▶ **DIRECTION 1**
In the excerpt about Mother Frances and her brothers, restate the paragraph beginning "Mother Frances had great affection for Hermann" more briefly, keeping its main facts.

▶ **ARTICLE**
Mother Frances had great affection for Hermann, as for Adam: “I will pray a great deal,” she wrote to Hedwig on July 21, 1897, “that nothing bad will happen to my dear brother (Hermann). The good of my brothers is a holy thing for me, and for this I offer prayers and sacrifices on my knees before God".

FRATERNALLY CLOSE AND NOBLE OF HEART

​The affection was combined with a singular esteem for the care and attention Hermann had for Hedwig: "It comforts me greatly," she wrote to her sister, "that Hermann is close to you fraternally, may the Lord bless him and his family; I greet him dearly.” On the other hand, Hermann expressed with frankness his closeness to his family, as Mother Frances reminded Hedwig: “Hermann shared his joy with me, that you were with him, and in a few weeks I shall express my gratitude
for all the good he has done. In the meantime, grateful greetings to him and his family.”

Element placement data

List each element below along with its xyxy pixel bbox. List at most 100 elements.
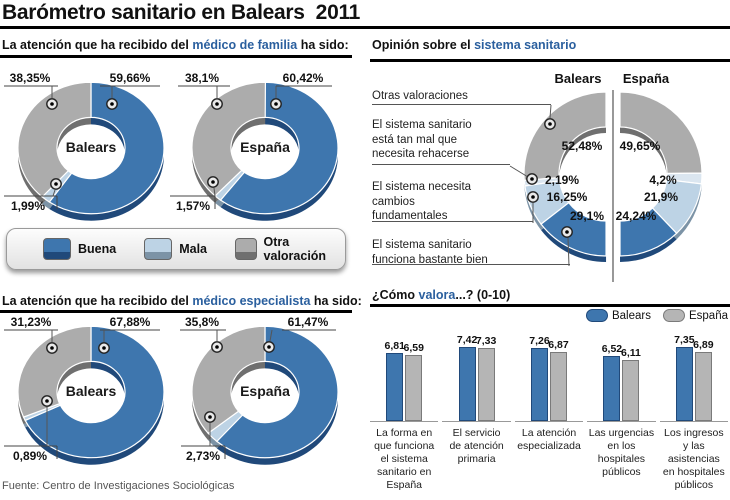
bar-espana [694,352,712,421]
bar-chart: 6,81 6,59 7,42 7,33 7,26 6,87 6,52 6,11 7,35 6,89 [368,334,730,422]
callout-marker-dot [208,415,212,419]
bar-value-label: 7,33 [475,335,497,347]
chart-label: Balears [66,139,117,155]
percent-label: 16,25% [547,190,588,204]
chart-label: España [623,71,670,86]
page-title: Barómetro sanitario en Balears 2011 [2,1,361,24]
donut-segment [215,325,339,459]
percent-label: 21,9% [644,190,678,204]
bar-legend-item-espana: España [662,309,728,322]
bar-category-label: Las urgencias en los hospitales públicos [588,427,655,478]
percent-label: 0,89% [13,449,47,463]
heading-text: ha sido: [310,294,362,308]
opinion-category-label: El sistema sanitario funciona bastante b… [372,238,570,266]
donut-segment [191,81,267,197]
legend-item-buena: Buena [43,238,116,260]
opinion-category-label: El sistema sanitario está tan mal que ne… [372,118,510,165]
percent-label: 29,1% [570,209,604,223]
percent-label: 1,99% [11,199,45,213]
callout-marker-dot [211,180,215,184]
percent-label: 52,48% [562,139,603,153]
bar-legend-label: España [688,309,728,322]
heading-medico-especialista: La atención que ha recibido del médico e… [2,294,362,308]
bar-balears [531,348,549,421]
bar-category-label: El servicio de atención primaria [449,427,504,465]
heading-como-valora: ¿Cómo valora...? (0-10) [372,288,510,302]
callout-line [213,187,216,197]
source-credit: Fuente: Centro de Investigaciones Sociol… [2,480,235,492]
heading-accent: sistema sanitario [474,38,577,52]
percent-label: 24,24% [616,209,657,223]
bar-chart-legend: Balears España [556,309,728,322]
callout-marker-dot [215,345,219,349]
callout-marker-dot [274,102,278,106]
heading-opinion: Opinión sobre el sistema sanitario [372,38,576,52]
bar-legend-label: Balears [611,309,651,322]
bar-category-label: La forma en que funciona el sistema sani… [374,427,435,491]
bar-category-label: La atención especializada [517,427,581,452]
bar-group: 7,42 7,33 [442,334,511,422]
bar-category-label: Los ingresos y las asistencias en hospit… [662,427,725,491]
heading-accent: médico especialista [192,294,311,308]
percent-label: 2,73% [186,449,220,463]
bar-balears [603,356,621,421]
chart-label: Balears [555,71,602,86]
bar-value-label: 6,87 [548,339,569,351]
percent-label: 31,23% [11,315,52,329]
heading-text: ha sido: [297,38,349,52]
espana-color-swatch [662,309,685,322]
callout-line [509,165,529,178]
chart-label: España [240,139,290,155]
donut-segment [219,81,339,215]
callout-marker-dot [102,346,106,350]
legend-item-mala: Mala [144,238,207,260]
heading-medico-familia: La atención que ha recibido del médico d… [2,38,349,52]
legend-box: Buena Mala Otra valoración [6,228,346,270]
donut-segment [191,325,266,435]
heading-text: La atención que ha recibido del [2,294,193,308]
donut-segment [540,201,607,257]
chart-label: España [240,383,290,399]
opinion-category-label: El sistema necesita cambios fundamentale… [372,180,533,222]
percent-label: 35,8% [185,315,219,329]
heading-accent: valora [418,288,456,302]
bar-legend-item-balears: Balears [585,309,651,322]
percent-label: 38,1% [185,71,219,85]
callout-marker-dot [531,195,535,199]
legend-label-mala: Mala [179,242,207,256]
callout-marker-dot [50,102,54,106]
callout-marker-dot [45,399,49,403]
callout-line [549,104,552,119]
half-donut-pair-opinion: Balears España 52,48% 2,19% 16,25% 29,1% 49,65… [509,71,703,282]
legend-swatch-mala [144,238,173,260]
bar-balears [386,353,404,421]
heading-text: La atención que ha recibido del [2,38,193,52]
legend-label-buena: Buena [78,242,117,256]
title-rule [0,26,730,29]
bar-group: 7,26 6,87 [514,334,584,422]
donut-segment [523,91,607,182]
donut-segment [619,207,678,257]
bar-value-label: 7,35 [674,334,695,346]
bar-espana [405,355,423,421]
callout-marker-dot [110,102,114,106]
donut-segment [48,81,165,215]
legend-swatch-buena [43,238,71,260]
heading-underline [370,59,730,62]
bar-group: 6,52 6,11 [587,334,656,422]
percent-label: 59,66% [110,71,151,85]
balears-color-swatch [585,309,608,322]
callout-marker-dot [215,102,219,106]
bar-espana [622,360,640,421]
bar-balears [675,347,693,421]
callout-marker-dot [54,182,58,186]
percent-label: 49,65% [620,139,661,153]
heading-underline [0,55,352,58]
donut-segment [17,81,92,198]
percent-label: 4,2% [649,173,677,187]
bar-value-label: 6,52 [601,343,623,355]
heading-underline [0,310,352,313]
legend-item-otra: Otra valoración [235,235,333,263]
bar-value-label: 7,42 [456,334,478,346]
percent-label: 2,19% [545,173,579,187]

▶ **DIRECTION 2**
Quote from the records everything from the line containing "bar-espana [694,352,712,421]" down to the line containing "percent-label: 16,25% [547,190,588,204]", with both of those lines included.

▶ **EXERCISE SOLUTION 1**
Mother Frances loved Hermann as she loved Adam. In a letter to Hedwig dated July 21, 1897, she said she would pray a great deal that nothing bad would happen to Hermann. She called her brothers' good a holy thing, for which she offered prayers and sacrifices on her knees before God.

▶ **EXERCISE SOLUTION 2**
bar-espana [694,352,712,421]
bar-chart: 6,81 6,59 7,42 7,33 7,26 6,87 6,52 6,11 7,35 6,89 [368,334,730,422]
callout-marker-dot [208,415,212,419]
bar-value-label: 7,33 [475,335,497,347]
chart-label: Balears [66,139,117,155]
percent-label: 16,25% [547,190,588,204]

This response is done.